What you will do →
In the records that follow, show each line where the word "screenshot" is present.
════
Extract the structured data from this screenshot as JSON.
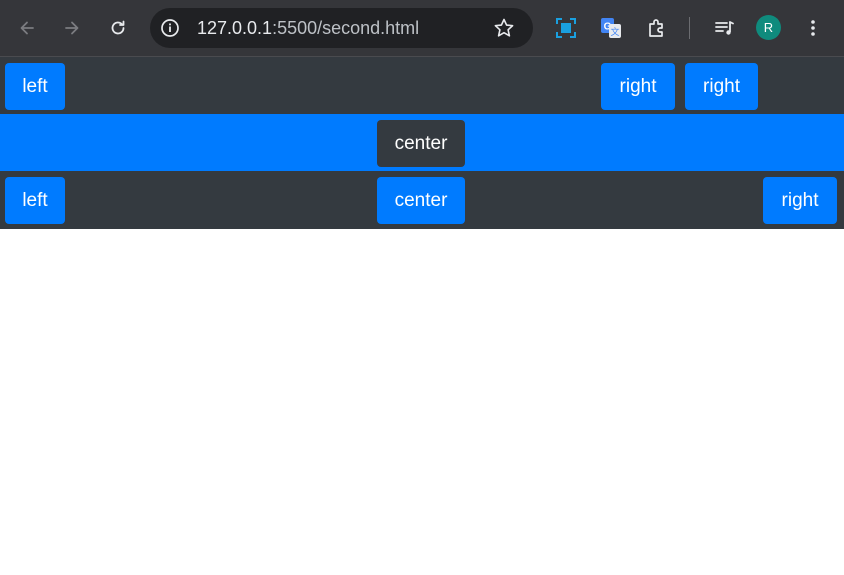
{
  "browser": {
    "url_host": "127.0.0.1",
    "url_path": ":5500/second.html",
    "profile_initial": "R",
    "icons": [
      "back-arrow-icon",
      "forward-arrow-icon",
      "reload-icon",
      "site-info-icon",
      "bookmark-star-icon",
      "screen-capture-icon",
      "google-translate-icon",
      "extensions-puzzle-icon",
      "media-queue-icon",
      "more-vert-icon"
    ]
  },
  "rows": [
    {
      "buttons": [
        {
          "label": "left"
        },
        {
          "label": "right"
        },
        {
          "label": "right"
        }
      ]
    },
    {
      "buttons": [
        {
          "label": "center"
        }
      ]
    },
    {
      "buttons": [
        {
          "label": "left"
        },
        {
          "label": "center"
        },
        {
          "label": "right"
        }
      ]
    }
  ],
  "colors": {
    "primary": "#007bff",
    "dark": "#343a40",
    "toolbar": "#35363a",
    "omnibox": "#202124",
    "avatar": "#0f8b7d"
  }
}
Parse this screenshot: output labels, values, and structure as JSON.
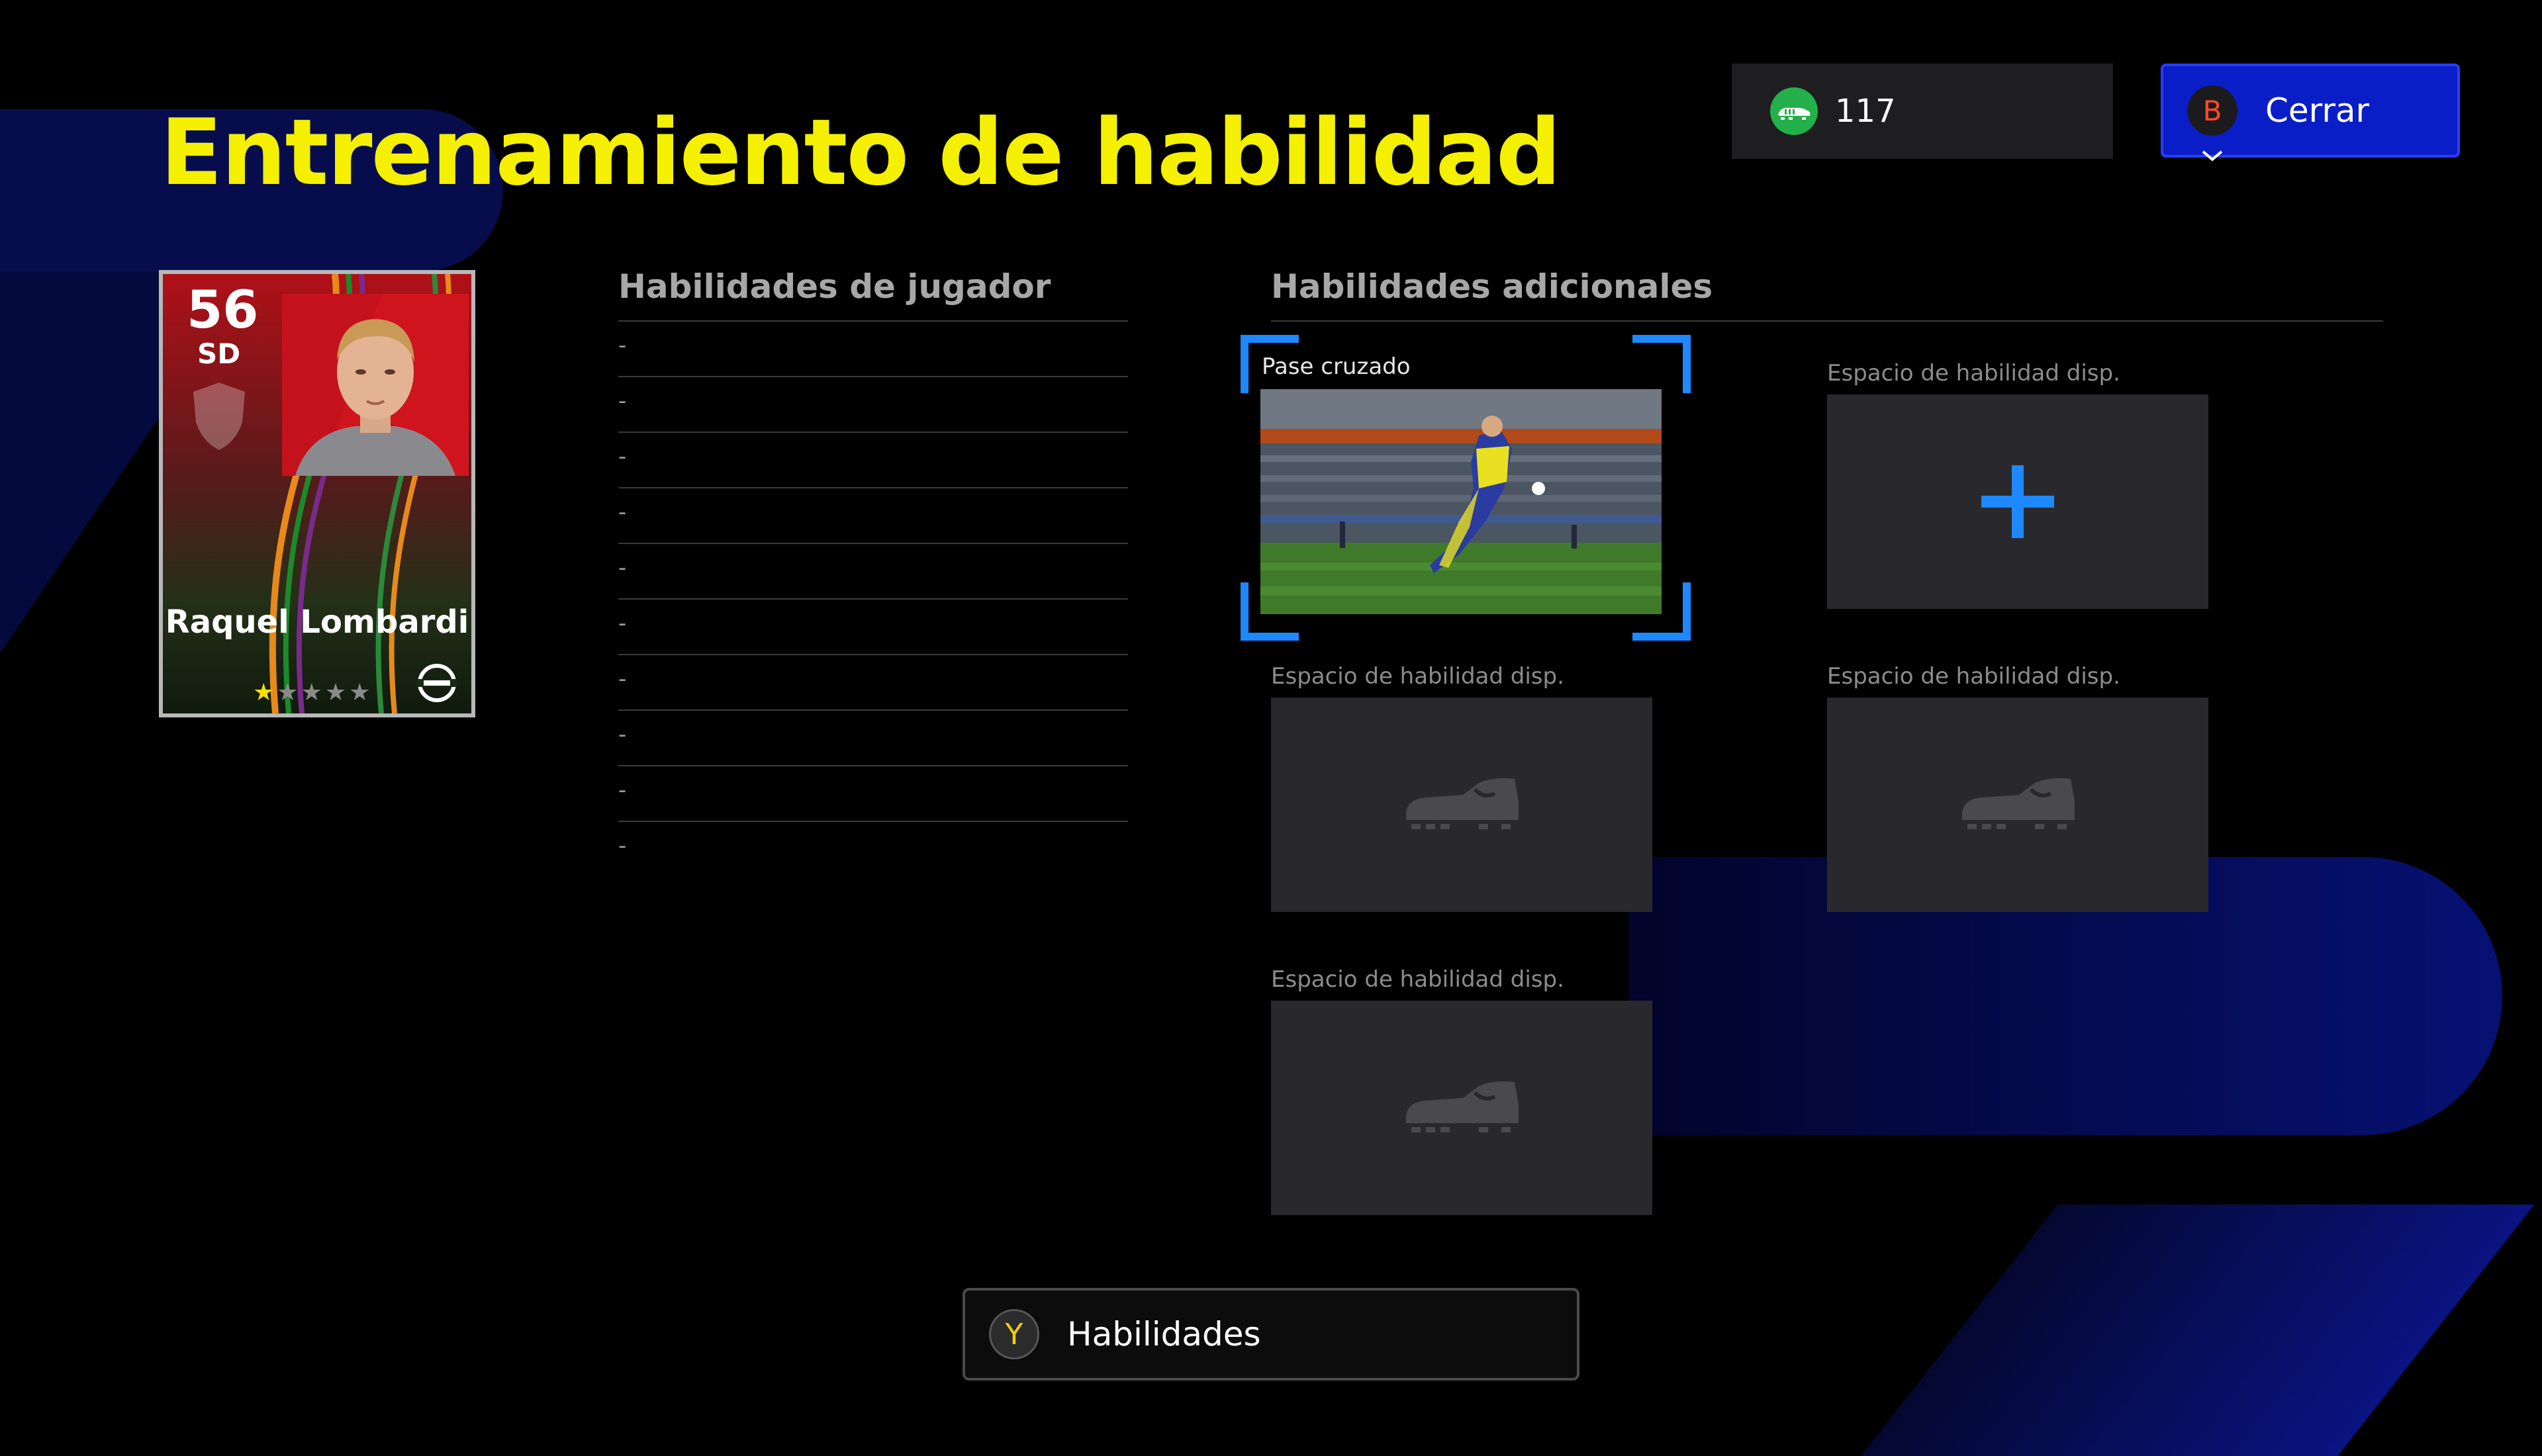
{
  "header": {
    "title": "Entrenamiento de habilidad"
  },
  "currency": {
    "icon": "skill-training-point-icon",
    "count": "117"
  },
  "close_button": {
    "key": "B",
    "label": "Cerrar"
  },
  "player_card": {
    "rating": "56",
    "position": "SD",
    "name": "Raquel Lombardi",
    "stars_filled": 1,
    "stars_total": 5,
    "accent_color": "#c8101e"
  },
  "player_skills": {
    "header": "Habilidades de jugador",
    "rows": [
      "-",
      "-",
      "-",
      "-",
      "-",
      "-",
      "-",
      "-",
      "-",
      "-"
    ]
  },
  "additional_skills": {
    "header": "Habilidades adicionales",
    "selected": {
      "label": "Pase cruzado"
    },
    "empty_label": "Espacio de habilidad disp.",
    "slots": [
      {
        "label": "Espacio de habilidad disp.",
        "icon": "plus-icon"
      },
      {
        "label": "Espacio de habilidad disp.",
        "icon": "boot-icon"
      },
      {
        "label": "Espacio de habilidad disp.",
        "icon": "boot-icon"
      },
      {
        "label": "Espacio de habilidad disp.",
        "icon": "boot-icon"
      }
    ]
  },
  "skills_button": {
    "key": "Y",
    "label": "Habilidades"
  },
  "colors": {
    "title": "#f4f000",
    "accent_blue": "#1e88ff",
    "close_button": "#0a1ec8"
  }
}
════
Result below →
Extract the structured data from this screenshot as JSON.
Parse this screenshot: output labels, values, and structure as JSON.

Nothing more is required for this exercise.